===== INFORMATION SUPPLIED
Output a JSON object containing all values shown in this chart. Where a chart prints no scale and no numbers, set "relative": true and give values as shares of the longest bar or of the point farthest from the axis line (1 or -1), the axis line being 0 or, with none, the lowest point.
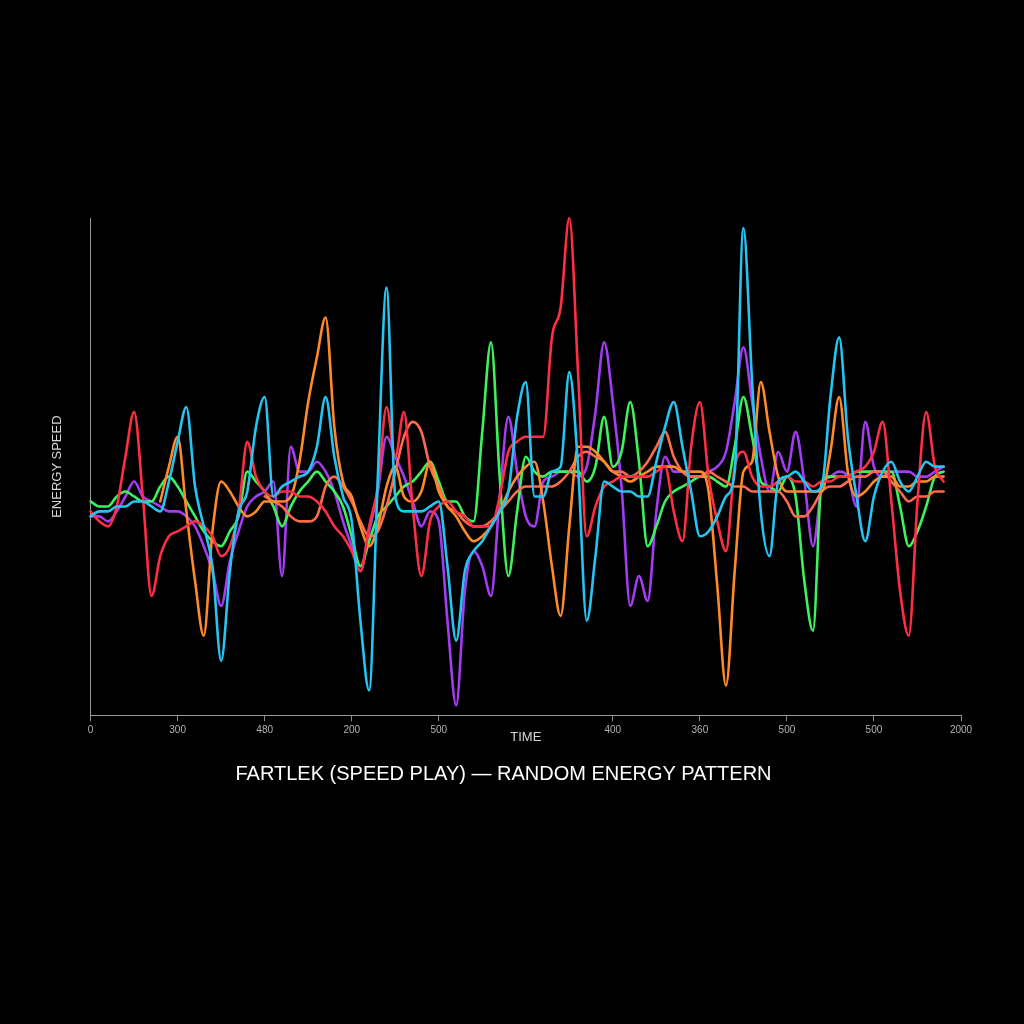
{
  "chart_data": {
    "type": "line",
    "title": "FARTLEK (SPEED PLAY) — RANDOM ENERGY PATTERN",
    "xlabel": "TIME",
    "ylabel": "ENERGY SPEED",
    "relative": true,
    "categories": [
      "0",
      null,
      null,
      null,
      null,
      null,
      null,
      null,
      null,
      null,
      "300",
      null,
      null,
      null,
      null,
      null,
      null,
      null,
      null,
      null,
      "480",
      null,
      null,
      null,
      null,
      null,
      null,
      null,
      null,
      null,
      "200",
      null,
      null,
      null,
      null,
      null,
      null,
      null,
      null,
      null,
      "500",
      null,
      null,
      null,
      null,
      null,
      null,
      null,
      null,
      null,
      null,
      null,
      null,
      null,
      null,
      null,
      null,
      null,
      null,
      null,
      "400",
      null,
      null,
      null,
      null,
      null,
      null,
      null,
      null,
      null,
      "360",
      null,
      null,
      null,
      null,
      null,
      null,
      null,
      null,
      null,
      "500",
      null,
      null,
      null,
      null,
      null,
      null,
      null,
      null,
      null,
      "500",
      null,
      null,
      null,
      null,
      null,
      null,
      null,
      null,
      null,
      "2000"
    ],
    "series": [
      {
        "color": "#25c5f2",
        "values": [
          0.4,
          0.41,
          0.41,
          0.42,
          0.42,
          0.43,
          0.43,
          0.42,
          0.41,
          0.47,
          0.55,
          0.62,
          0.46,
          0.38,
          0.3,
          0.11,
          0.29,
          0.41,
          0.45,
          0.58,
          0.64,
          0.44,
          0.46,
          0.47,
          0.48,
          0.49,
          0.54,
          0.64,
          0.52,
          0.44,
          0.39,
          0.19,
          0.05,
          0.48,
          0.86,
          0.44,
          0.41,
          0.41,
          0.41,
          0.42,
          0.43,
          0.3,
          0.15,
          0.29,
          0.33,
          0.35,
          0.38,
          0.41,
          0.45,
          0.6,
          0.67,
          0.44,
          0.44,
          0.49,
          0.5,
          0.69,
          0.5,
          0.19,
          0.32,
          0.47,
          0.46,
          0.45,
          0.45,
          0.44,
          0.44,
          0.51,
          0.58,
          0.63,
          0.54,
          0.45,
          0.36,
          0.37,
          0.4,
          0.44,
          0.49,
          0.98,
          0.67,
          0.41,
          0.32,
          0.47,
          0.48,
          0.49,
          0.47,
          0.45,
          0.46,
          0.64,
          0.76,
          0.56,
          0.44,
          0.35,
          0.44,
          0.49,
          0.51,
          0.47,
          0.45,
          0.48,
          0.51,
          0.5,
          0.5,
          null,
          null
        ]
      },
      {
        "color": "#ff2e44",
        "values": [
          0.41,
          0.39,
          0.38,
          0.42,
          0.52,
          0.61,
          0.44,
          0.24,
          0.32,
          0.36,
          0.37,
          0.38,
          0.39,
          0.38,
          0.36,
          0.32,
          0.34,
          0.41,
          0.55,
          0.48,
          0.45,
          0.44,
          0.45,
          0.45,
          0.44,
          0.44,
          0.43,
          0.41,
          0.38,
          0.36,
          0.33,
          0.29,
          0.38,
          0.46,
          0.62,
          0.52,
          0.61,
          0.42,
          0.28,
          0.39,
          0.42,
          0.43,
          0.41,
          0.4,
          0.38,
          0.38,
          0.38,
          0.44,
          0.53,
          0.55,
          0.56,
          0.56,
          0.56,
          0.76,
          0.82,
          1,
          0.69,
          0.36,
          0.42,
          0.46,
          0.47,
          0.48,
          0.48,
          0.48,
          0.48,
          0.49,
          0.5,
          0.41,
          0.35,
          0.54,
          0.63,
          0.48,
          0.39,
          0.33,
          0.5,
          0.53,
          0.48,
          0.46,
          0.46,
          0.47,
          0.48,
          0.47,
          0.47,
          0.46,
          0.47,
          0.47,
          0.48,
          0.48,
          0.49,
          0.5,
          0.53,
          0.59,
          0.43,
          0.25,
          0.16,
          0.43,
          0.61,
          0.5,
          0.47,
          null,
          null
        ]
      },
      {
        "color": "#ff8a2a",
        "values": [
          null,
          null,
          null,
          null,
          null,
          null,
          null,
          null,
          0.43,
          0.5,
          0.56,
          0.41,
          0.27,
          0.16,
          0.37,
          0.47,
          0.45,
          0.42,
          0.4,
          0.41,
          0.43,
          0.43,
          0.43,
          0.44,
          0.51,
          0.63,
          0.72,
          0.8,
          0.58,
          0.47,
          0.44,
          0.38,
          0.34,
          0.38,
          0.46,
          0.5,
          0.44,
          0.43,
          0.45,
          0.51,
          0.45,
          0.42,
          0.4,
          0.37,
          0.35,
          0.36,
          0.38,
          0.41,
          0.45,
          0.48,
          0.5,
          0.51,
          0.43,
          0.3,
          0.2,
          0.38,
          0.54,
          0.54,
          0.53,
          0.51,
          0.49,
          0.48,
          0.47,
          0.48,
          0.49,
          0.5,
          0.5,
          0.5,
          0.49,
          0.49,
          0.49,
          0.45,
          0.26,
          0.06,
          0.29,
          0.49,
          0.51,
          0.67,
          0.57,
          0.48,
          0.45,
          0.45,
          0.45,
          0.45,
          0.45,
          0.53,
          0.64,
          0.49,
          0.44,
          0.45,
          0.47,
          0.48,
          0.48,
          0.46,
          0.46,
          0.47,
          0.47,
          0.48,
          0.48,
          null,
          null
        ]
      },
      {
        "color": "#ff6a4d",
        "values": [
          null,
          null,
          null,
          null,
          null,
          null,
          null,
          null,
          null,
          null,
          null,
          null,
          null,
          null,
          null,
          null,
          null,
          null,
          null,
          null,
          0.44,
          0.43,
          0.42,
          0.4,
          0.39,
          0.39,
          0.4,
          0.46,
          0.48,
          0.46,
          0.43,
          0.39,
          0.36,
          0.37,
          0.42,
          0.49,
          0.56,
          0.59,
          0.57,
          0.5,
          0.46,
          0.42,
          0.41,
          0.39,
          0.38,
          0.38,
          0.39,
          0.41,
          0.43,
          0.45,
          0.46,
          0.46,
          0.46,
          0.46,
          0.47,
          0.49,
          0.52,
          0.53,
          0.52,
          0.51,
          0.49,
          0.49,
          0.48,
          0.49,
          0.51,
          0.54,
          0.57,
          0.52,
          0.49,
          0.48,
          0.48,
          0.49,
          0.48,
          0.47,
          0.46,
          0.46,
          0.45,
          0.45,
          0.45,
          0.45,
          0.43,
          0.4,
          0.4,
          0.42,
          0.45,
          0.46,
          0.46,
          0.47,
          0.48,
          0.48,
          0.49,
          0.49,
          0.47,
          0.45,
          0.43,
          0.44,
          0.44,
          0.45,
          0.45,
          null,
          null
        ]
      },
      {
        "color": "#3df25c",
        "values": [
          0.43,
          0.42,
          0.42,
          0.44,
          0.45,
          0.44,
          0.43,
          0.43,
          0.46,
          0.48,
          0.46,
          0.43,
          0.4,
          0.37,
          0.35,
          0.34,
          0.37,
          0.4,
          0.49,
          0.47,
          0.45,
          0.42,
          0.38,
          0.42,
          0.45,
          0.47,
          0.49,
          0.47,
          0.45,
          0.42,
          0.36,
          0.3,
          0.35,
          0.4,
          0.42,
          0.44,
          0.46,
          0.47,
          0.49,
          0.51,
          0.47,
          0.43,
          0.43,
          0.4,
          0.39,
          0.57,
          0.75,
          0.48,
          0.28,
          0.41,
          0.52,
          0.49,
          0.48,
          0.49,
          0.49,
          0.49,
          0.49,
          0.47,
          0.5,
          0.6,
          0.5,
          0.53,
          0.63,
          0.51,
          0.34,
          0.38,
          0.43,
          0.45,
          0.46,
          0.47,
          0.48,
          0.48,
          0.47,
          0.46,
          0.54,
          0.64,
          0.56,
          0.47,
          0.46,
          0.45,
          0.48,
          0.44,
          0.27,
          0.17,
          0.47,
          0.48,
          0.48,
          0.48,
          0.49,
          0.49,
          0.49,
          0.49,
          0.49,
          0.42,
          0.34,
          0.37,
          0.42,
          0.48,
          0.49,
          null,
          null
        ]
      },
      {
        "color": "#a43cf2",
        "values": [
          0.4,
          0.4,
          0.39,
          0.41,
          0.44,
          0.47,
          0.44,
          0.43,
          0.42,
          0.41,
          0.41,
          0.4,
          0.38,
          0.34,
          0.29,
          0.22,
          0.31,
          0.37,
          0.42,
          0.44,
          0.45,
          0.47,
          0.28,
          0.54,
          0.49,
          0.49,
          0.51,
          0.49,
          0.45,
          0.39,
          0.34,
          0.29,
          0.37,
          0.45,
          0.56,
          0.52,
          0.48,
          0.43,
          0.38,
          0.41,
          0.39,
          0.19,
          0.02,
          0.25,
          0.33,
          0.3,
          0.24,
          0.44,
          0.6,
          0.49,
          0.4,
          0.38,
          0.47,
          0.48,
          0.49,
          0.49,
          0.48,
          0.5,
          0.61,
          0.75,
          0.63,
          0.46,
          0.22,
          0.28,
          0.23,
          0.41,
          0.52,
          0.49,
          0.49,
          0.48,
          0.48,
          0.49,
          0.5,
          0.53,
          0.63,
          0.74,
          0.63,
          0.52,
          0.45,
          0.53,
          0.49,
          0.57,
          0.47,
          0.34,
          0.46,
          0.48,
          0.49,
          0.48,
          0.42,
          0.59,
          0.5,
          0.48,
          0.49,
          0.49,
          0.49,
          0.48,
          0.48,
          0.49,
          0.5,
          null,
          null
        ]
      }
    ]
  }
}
==========
===== INFORMATION SUPPLIED
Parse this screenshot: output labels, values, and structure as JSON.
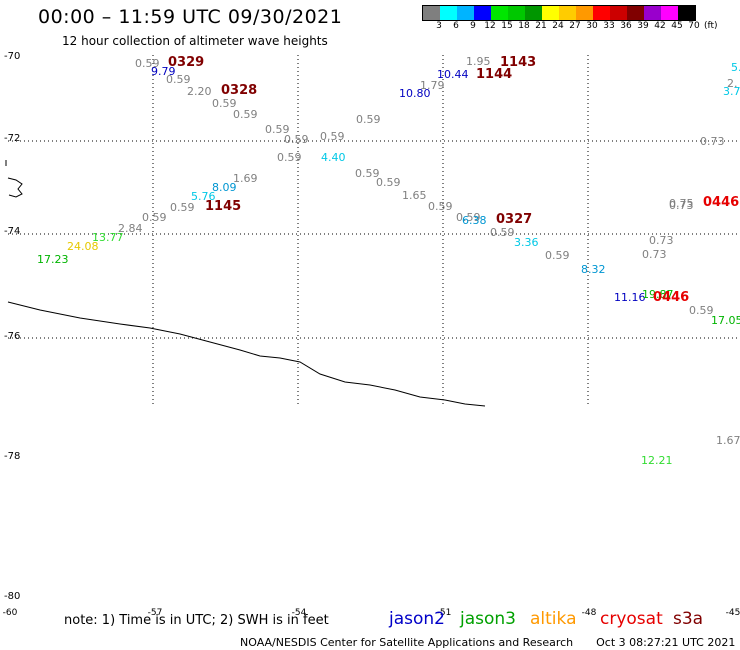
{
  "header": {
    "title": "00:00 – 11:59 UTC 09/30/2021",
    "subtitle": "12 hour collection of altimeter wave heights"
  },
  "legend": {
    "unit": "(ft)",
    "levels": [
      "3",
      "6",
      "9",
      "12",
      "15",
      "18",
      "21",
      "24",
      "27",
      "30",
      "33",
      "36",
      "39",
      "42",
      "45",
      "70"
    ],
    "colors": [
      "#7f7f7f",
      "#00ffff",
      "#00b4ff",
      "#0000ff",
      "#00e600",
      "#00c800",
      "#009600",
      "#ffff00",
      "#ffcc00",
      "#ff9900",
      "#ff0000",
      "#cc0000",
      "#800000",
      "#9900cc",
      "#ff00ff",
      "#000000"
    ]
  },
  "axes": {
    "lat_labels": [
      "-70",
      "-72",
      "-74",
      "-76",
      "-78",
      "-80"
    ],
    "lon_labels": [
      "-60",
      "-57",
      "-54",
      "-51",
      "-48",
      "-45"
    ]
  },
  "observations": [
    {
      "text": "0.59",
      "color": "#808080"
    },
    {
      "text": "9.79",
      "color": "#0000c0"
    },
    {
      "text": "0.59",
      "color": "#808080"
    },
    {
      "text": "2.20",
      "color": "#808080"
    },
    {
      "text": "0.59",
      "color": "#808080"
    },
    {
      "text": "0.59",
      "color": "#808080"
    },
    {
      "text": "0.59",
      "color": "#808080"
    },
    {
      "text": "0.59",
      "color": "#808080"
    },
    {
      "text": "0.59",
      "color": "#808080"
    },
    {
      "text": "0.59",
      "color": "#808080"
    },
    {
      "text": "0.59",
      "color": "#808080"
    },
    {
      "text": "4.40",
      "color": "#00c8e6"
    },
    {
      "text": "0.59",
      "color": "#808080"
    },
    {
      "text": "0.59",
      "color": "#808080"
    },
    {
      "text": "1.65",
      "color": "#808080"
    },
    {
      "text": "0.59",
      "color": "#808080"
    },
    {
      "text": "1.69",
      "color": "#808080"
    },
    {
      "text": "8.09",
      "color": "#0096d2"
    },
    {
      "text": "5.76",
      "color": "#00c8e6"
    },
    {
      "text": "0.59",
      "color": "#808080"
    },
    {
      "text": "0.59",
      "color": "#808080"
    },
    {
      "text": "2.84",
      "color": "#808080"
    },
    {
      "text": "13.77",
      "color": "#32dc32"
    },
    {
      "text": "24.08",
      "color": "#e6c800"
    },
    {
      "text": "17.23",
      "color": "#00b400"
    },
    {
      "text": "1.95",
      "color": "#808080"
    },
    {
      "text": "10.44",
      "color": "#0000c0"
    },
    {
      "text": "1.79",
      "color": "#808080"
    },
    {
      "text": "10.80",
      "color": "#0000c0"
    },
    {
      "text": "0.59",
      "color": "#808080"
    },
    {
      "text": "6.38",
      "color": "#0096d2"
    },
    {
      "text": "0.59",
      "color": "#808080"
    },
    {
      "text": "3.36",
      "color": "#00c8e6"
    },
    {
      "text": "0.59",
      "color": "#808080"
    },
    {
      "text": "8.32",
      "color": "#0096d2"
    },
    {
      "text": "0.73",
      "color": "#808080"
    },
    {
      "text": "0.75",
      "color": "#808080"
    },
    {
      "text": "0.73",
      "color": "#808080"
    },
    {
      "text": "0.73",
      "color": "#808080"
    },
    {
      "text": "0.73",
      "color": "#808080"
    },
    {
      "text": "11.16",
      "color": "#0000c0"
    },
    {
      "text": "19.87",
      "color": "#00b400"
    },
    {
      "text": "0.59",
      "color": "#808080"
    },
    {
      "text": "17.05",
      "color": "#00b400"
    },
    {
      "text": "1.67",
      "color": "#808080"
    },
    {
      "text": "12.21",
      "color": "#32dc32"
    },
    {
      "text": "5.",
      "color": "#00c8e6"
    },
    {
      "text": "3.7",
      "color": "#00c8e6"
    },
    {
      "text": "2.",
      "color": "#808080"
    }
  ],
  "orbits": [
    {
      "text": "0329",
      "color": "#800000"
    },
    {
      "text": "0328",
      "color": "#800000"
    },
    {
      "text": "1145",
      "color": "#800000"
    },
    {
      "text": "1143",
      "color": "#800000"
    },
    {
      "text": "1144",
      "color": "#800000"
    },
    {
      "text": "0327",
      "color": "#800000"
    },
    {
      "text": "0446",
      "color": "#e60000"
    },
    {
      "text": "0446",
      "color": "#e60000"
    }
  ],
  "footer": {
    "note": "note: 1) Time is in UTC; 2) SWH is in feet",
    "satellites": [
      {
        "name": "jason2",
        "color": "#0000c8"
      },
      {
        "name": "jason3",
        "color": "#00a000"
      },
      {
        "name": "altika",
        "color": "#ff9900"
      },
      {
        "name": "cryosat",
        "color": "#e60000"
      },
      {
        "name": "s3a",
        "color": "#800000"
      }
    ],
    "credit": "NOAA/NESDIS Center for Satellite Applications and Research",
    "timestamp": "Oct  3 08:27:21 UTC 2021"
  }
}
==========
WHAT NEEDS TO BE DONE: Among the entries, how many lines contain the string "name"? Give the number without anything else.

EXERCISE RESPONSE: 5